Task brief: Please return the full listing below without altering anything.

-*-

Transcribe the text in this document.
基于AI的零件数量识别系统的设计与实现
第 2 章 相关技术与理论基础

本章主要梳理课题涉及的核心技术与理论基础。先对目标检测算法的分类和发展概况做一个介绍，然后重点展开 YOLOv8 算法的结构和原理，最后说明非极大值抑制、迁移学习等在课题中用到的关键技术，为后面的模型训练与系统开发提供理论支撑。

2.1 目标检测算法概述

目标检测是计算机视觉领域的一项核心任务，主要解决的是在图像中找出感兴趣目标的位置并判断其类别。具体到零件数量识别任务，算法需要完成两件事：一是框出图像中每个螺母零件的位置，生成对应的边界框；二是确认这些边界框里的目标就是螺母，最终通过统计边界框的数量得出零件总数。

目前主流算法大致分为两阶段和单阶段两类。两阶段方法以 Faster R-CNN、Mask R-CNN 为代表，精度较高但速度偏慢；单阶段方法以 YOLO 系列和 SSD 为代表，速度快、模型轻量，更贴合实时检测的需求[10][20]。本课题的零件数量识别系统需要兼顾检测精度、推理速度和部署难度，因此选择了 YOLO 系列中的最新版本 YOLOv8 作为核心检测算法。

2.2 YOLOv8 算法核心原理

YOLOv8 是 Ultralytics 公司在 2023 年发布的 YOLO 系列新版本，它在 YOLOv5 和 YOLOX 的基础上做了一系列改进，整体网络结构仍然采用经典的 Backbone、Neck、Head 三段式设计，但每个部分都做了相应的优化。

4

-*-

The result:
Transcribe the text in this document.
基于AI的零件数量识别系统的设计与实现
第 2 章 相关技术与理论基础

本章主要梳理课题涉及的核心技术与理论基础。先对目标检测算法的分类和发展概况做一个介绍，然后重点展开 YOLOv8 算法的结构和原理，最后说明非极大值抑制、迁移学习等在课题中用到的关键技术，为后面的模型训练与系统开发提供理论支撑。

2.1 目标检测算法概述

目标检测是计算机视觉领域的一项核心任务，主要解决的是在图像中找出感兴趣目标的位置并判断其类别。具体到零件数量识别任务，算法需要完成两件事：一是框出图像中每个螺母零件的位置，生成对应的边界框；二是确认这些边界框里的目标就是螺母，最终通过统计边界框的数量得出零件总数。

目前主流算法大致分为两阶段和单阶段两类。两阶段方法以 Faster R-CNN、Mask R-CNN 为代表，精度较高但速度偏慢；单阶段方法以 YOLO 系列和 SSD 为代表，速度快、模型轻量，更贴合实时检测的需求[10][20]。本课题的零件数量识别系统需要兼顾检测精度、推理速度和部署难度，因此选择了 YOLO 系列中的最新版本 YOLOv8 作为核心检测算法。

2.2 YOLOv8 算法核心原理

YOLOv8 是 Ultralytics 公司在 2023 年发布的 YOLO 系列新版本，它在 YOLOv5 和 YOLOX 的基础上做了一系列改进，整体网络结构仍然采用经典的 Backbone、Neck、Head 三段式设计，但每个部分都做了相应的优化。

4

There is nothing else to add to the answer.